* _ТЕКСТ_:
-=-=-=-=-

Напомним, что одним из прегрешений израильского царя Саула стала бичуемая верховным пастырем иудеев Самуилом пассивность властителя по отношению к набегам амаликитян, которые, подобно татарам в южной части Руси, разоряли южные районы Ханаана, учиняли там грабежи и убийства, после чего исчезали в пустыне прежде, чем поспевала помощь (1 Царств. 15). Этот библейский эпизод перекликается с позорным поведением Василия во время набега Мухаммед-Гирея в 1521 году и его возможными столкновениями по этому поводу с митрополитом Варлаамом и Вассианом Патрикеевым. Кроме того, царь Саул в отсутствие первосвященника, по сути присвоив его сан, воздавал жертвоприношения Иегове. Разгневанный Самуил предрек конец его царствованию: «Господь найдет себе мужа по сердцу Своему, и повелит Господь быть вождем народа Своего, так как ты не исполнил того, что было поведено тебе господом» (1-я Царств. 13, 14). Максим явно указывал на противозаконное, в обход патриаршего благословения, совершенное по воле великого князя, поставление Даниила митрополитом.
Другой упомянутый Максимом ветхозаветный праведник пророк Нафан рассказал царю Давиду притчу о богаче, который, желая угостить путника, пожалел заколоть овцу из своего обширного стада, а отнял у бедняка его единственную овечку. Этой аллегорией пророк намекал на то, что царь вероломно взял к себе приглянувшуюся ему Вирсавию, предварительно подстроив гибель ее мужа Урии. Выслушав рассказ Нафана, Давид осознал глубину своего падения и искренне раскаивался. (2-я Царств, 12). Это уже явный намек на происходящее в Кремле непотребство: Василий решил под предлогом бесплодия избавиться от своей супруги Соломонии Сабуровой, чтобы жениться на молодой красавице Елене Глинской – «лепоты ради ея лица и благообразия возраста». Намек Максимов был тем опасен, что Господь поразил болезнью сына Давида, рожденного от Вирсавии.
Митрополит Даниил не собирался следовать Нафану: он не только не пытался отговорить великого князя от его намерения, но, поправ церковные и людские законы, благословил развод. Великая княгиня должна была отправиться в суздальский Покровский монастырь. Приведенная насильно в церковь для пострижения, Соломония растоптала иноческое облачение, отказалась произносить обеты, криком заглушала слова женщины, произносившей обет за нее. Тогда приближенный Василия III Шигона-Поджогин ударил княгиню плетью, чтобы она замолчала. Именно Соломония, против воли облаченная в монашеский черный куколь, вдова при живом муже, могла послужить Максиму прототипом его Василии, «одетой в черную одежду, приличную вдовам», горюющей в окружении хищных зверей. Позже Андрей Курбский описал Соломонию, как «зело нужную (испытывающую большую нужду. – М.З.) и уныния исполненную, сииречъ жену, ему Богомъ данную, святую и неповинную[534].

-=-=-=-=-

* _ДАННЫЕ_:
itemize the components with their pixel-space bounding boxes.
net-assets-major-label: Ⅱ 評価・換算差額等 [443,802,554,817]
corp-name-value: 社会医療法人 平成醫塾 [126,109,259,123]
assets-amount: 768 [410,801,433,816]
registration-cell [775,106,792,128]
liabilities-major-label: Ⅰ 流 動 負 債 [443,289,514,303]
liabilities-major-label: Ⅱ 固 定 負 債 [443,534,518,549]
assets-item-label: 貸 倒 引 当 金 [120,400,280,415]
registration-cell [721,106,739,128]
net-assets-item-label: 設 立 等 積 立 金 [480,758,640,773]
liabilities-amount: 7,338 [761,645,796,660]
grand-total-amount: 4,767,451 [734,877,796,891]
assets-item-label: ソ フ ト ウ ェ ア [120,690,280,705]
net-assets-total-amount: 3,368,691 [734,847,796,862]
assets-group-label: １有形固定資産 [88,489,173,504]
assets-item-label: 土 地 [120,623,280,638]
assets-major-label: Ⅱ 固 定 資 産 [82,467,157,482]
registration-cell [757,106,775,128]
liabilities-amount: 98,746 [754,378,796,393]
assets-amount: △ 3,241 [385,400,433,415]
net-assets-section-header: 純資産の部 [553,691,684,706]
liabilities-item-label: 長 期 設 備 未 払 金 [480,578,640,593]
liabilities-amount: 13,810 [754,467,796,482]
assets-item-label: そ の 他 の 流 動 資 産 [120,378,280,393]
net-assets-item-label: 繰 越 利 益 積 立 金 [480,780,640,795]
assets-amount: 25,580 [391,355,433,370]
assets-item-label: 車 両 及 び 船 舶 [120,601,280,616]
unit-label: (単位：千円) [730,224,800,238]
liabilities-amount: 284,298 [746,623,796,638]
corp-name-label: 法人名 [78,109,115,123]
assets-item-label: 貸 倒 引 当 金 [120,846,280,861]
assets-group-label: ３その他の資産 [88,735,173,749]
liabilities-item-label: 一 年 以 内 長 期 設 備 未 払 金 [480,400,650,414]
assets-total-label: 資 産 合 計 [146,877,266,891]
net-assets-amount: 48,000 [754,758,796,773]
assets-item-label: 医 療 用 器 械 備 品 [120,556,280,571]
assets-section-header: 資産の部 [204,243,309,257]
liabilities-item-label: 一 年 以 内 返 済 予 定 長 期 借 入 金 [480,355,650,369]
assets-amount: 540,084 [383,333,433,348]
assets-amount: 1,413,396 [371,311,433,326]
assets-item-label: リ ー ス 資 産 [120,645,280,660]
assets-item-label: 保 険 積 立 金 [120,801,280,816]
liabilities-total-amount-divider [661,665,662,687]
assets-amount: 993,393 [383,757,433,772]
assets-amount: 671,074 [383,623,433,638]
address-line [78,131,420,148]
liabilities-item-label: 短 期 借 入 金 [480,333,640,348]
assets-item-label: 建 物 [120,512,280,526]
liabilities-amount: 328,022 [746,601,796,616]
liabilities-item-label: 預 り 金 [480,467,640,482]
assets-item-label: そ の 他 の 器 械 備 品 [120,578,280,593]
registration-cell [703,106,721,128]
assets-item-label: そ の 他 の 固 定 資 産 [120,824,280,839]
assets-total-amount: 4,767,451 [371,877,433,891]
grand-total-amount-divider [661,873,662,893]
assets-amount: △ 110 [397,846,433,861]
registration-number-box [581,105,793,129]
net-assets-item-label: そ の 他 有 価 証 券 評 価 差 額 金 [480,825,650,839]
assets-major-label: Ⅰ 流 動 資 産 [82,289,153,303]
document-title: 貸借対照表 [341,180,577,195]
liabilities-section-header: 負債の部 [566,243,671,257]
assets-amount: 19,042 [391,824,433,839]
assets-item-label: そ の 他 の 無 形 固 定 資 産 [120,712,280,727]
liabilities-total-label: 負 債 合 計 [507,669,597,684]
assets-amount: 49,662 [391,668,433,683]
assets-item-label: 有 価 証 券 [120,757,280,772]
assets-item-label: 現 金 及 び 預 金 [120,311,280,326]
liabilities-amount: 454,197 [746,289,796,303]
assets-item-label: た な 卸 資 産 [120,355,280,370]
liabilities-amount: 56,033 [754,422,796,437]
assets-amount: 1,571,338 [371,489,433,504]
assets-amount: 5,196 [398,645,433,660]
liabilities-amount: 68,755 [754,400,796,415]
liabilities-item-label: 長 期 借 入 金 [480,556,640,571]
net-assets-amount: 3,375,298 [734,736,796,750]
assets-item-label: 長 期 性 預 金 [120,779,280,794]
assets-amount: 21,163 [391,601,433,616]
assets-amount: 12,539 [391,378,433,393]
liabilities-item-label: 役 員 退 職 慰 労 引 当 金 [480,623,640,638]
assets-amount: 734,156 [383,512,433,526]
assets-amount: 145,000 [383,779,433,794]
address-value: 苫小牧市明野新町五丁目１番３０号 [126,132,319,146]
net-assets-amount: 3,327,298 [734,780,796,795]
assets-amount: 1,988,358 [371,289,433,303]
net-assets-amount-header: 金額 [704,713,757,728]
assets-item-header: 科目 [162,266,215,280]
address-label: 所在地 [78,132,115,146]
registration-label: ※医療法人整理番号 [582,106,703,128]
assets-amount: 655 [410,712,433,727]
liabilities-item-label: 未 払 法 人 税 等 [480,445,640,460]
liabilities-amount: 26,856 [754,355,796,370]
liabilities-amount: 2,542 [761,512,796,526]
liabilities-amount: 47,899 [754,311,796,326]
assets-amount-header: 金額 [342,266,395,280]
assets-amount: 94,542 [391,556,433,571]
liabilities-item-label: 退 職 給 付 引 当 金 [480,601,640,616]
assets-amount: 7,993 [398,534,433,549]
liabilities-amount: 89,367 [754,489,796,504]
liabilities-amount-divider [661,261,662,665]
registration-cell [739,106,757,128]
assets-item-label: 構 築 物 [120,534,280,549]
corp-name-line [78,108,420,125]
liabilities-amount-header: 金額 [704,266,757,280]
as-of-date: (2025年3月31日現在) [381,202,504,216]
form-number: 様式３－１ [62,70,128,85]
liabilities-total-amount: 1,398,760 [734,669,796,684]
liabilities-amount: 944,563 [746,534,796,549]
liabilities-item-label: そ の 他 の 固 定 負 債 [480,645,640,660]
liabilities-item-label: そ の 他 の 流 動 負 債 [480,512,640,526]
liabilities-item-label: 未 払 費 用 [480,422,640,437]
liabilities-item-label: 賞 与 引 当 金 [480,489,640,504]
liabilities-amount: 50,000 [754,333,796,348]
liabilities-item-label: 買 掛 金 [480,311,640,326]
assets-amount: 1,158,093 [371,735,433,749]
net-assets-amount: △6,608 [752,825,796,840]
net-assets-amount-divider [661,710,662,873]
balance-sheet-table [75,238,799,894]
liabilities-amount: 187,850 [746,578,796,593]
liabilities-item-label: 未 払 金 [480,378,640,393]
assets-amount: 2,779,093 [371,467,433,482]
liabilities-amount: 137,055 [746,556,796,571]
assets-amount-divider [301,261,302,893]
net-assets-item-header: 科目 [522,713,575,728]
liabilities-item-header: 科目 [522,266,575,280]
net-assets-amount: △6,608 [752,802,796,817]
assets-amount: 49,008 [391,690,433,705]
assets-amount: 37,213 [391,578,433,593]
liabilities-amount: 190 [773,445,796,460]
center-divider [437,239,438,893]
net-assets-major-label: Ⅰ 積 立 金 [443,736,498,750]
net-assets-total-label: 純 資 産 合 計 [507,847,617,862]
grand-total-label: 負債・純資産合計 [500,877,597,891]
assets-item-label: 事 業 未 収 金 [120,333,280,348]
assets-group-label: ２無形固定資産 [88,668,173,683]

-=-=-=-=-

* _ЗАДАНИЯ ДЛЯ ВЫПОЛНЕНИЯ_:
1. Выпишите из текста фрагмент начиная со слов «Другой упомянутый Максимом» и заканчивая словами «рожденного от Вирсавии.» включительно.
2. Ответьте по тексту на вопросы:
(a) В каком году произошел набег Мухаммед-Гирея?
(b) Как звали мужа Вирсавии?
(c) В какой монастырь должна была отправиться великая княгиня?
3. Определите, соответствуют ли тексту утверждения, и подтвердите каждый ответ дословной цитатой из него:
(a) Митрополит Даниил благословил развод великого князя.
(b) Соломония добровольно произнесла монашеские обеты.
(c) Давид, выслушав рассказ Нафана, раскаялся.

* _ОТВЕТЫ К ЗАДАНИЯМ_:
1.
Другой упомянутый Максимом ветхозаветный праведник пророк Нафан рассказал царю Давиду притчу о богаче, который, желая угостить путника, пожалел заколоть овцу из своего обширного стада, а отнял у бедняка его единственную овечку. Этой аллегорией пророк намекал на то, что царь вероломно взял к себе приглянувшуюся ему Вирсавию, предварительно подстроив гибель ее мужа Урии. Выслушав рассказ Нафана, Давид осознал глубину своего падения и искренне раскаивался. (2-я Царств, 12). Это уже явный намек на происходящее в Кремле непотребство: Василий решил под предлогом бесплодия избавиться от своей супруги Соломонии Сабуровой, чтобы жениться на молодой красавице Елене Глинской – «лепоты ради ея лица и благообразия возраста». Намек Максимов был тем опасен, что Господь поразил болезнью сына Давида, рожденного от Вирсавии.

2.
(a) В 1521 году.
(b) Урия.
(c) В суздальский Покровский монастырь.

3.
(a) Да: «благословил развод».
(b) Нет: «отказалась произносить обеты».
(c) Да: «Давид осознал глубину своего падения и искренне раскаивался».